Exercise →
Each record below should be output verbatim, without pictures.

Supplied records →
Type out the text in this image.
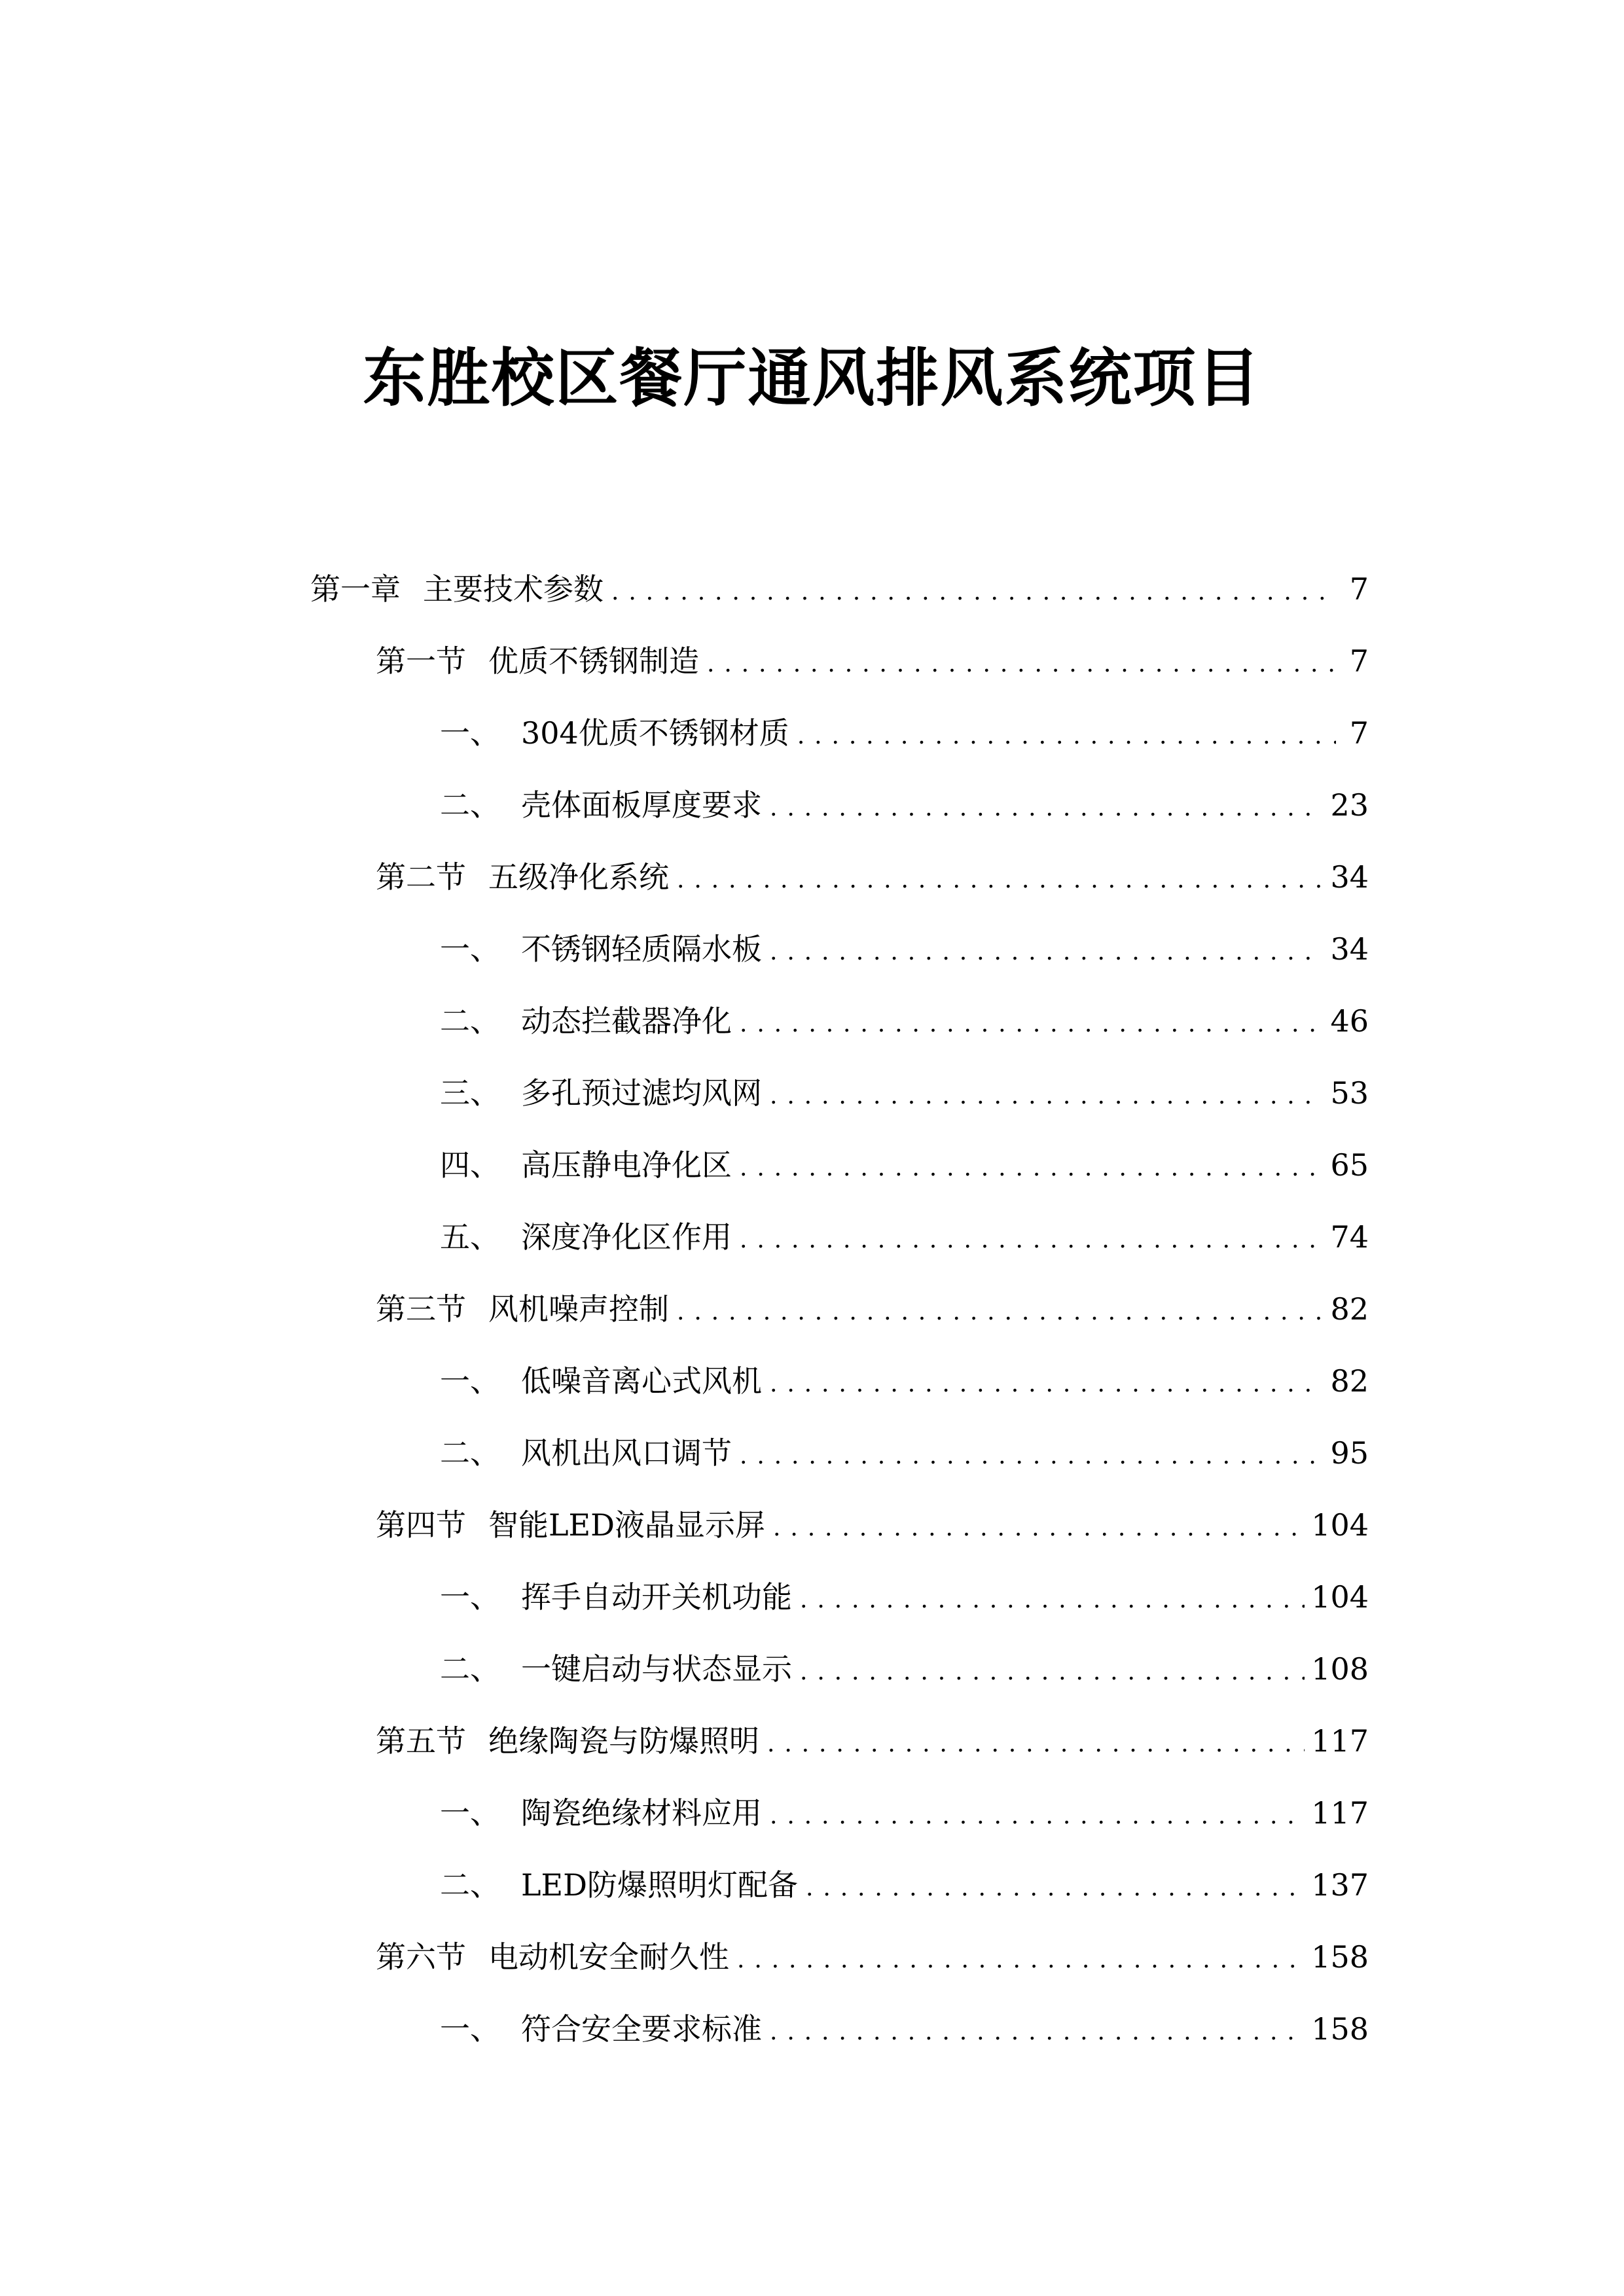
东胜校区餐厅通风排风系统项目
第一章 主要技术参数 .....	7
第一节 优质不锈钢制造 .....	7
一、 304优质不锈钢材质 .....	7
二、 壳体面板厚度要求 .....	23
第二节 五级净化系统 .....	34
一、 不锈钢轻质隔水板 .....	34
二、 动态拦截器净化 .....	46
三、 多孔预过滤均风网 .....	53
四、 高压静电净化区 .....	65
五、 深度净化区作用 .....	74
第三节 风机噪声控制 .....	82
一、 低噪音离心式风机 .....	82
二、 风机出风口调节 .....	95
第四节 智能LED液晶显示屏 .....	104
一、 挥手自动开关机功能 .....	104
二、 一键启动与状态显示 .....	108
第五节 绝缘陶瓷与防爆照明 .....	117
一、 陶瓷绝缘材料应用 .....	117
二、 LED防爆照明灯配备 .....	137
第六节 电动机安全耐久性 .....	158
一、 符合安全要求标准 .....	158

Solution to the exercise →
Type out the text in this image.
东胜校区餐厅通风排风系统项目
第一章 主要技术参数 .....	7
第一节 优质不锈钢制造 .....	7
一、 304优质不锈钢材质 .....	7
二、 壳体面板厚度要求 .....	23
第二节 五级净化系统 .....	34
一、 不锈钢轻质隔水板 .....	34
二、 动态拦截器净化 .....	46
三、 多孔预过滤均风网 .....	53
四、 高压静电净化区 .....	65
五、 深度净化区作用 .....	74
第三节 风机噪声控制 .....	82
一、 低噪音离心式风机 .....	82
二、 风机出风口调节 .....	95
第四节 智能LED液晶显示屏 .....	104
一、 挥手自动开关机功能 .....	104
二、 一键启动与状态显示 .....	108
第五节 绝缘陶瓷与防爆照明 .....	117
一、 陶瓷绝缘材料应用 .....	117
二、 LED防爆照明灯配备 .....	137
第六节 电动机安全耐久性 .....	158
一、 符合安全要求标准 .....	158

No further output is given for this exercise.